## Your goal
Output the material exactly, but drop every image it holds.

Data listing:
───

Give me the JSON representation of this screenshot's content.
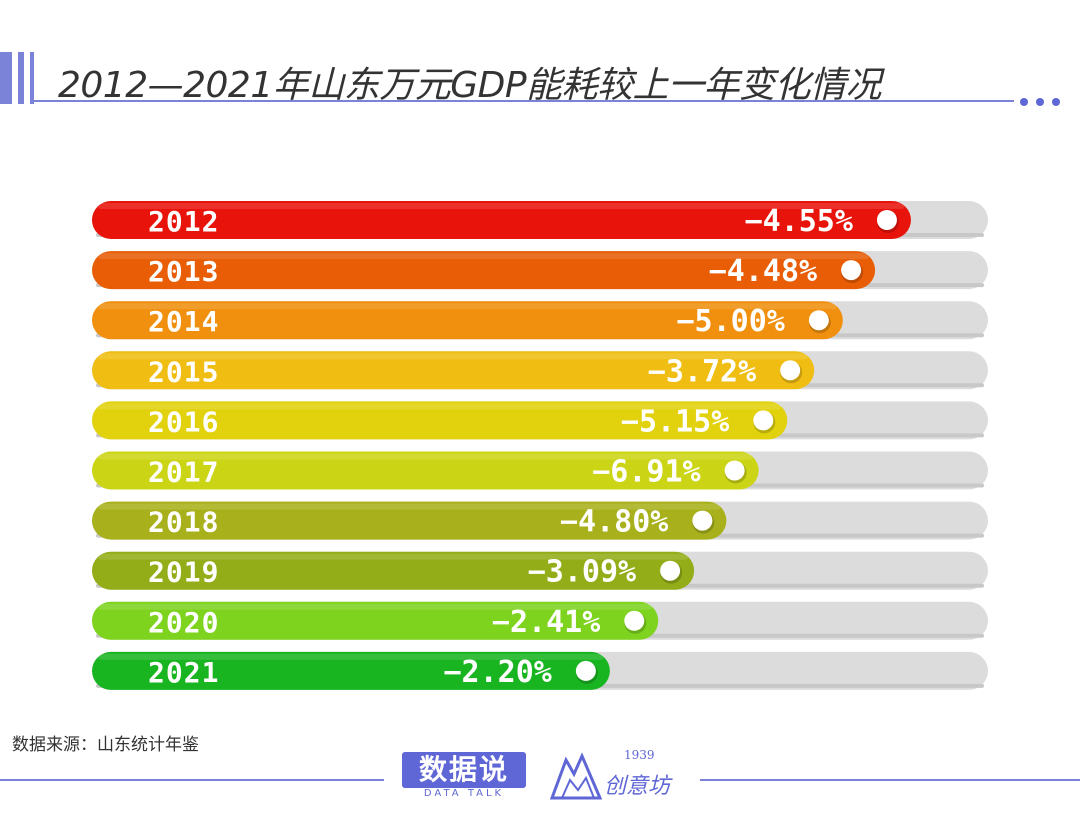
{
  "title": "2012—2021年山东万元GDP能耗较上一年变化情况",
  "source": "数据来源：山东统计年鉴",
  "logos": {
    "main": "数据说",
    "sub": "DATA TALK",
    "second_year": "1939",
    "second_name": "创意坊"
  },
  "colors": {
    "accent": "#7b83d9",
    "track": "#dcdcdc"
  },
  "chart_data": {
    "type": "bar",
    "orientation": "horizontal",
    "title": "2012—2021年山东万元GDP能耗较上一年变化情况",
    "categories": [
      "2012",
      "2013",
      "2014",
      "2015",
      "2016",
      "2017",
      "2018",
      "2019",
      "2020",
      "2021"
    ],
    "values": [
      -4.55,
      -4.48,
      -5.0,
      -3.72,
      -5.15,
      -6.91,
      -4.8,
      -3.09,
      -2.41,
      -2.2
    ],
    "value_labels": [
      "−4.55%",
      "−4.48%",
      "−5.00%",
      "−3.72%",
      "−5.15%",
      "−6.91%",
      "−4.80%",
      "−3.09%",
      "−2.41%",
      "−2.20%"
    ],
    "fill_fraction": [
      0.914,
      0.874,
      0.838,
      0.806,
      0.776,
      0.744,
      0.708,
      0.672,
      0.632,
      0.578
    ],
    "bar_colors": [
      "#e8140c",
      "#e85d06",
      "#f0900e",
      "#f0be12",
      "#e1d20d",
      "#ccd515",
      "#a8b11b",
      "#93ad18",
      "#7ed31f",
      "#19b521"
    ],
    "unit": "%",
    "xlabel": "",
    "ylabel": ""
  }
}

───

## Reply
Give me the JSON representation of this screenshot's content.
{
  "title": "2012—2021年山东万元GDP能耗较上一年变化情况",
  "source": "数据来源：山东统计年鉴",
  "logos": {
    "main": "数据说",
    "sub": "DATA TALK",
    "second_year": "1939",
    "second_name": "创意坊"
  },
  "colors": {
    "accent": "#7b83d9",
    "track": "#dcdcdc"
  },
  "chart_data": {
    "type": "bar",
    "orientation": "horizontal",
    "title": "2012—2021年山东万元GDP能耗较上一年变化情况",
    "categories": [
      "2012",
      "2013",
      "2014",
      "2015",
      "2016",
      "2017",
      "2018",
      "2019",
      "2020",
      "2021"
    ],
    "values": [
      -4.55,
      -4.48,
      -5.0,
      -3.72,
      -5.15,
      -6.91,
      -4.8,
      -3.09,
      -2.41,
      -2.2
    ],
    "value_labels": [
      "−4.55%",
      "−4.48%",
      "−5.00%",
      "−3.72%",
      "−5.15%",
      "−6.91%",
      "−4.80%",
      "−3.09%",
      "−2.41%",
      "−2.20%"
    ],
    "fill_fraction": [
      0.914,
      0.874,
      0.838,
      0.806,
      0.776,
      0.744,
      0.708,
      0.672,
      0.632,
      0.578
    ],
    "bar_colors": [
      "#e8140c",
      "#e85d06",
      "#f0900e",
      "#f0be12",
      "#e1d20d",
      "#ccd515",
      "#a8b11b",
      "#93ad18",
      "#7ed31f",
      "#19b521"
    ],
    "unit": "%",
    "xlabel": "",
    "ylabel": ""
  }
}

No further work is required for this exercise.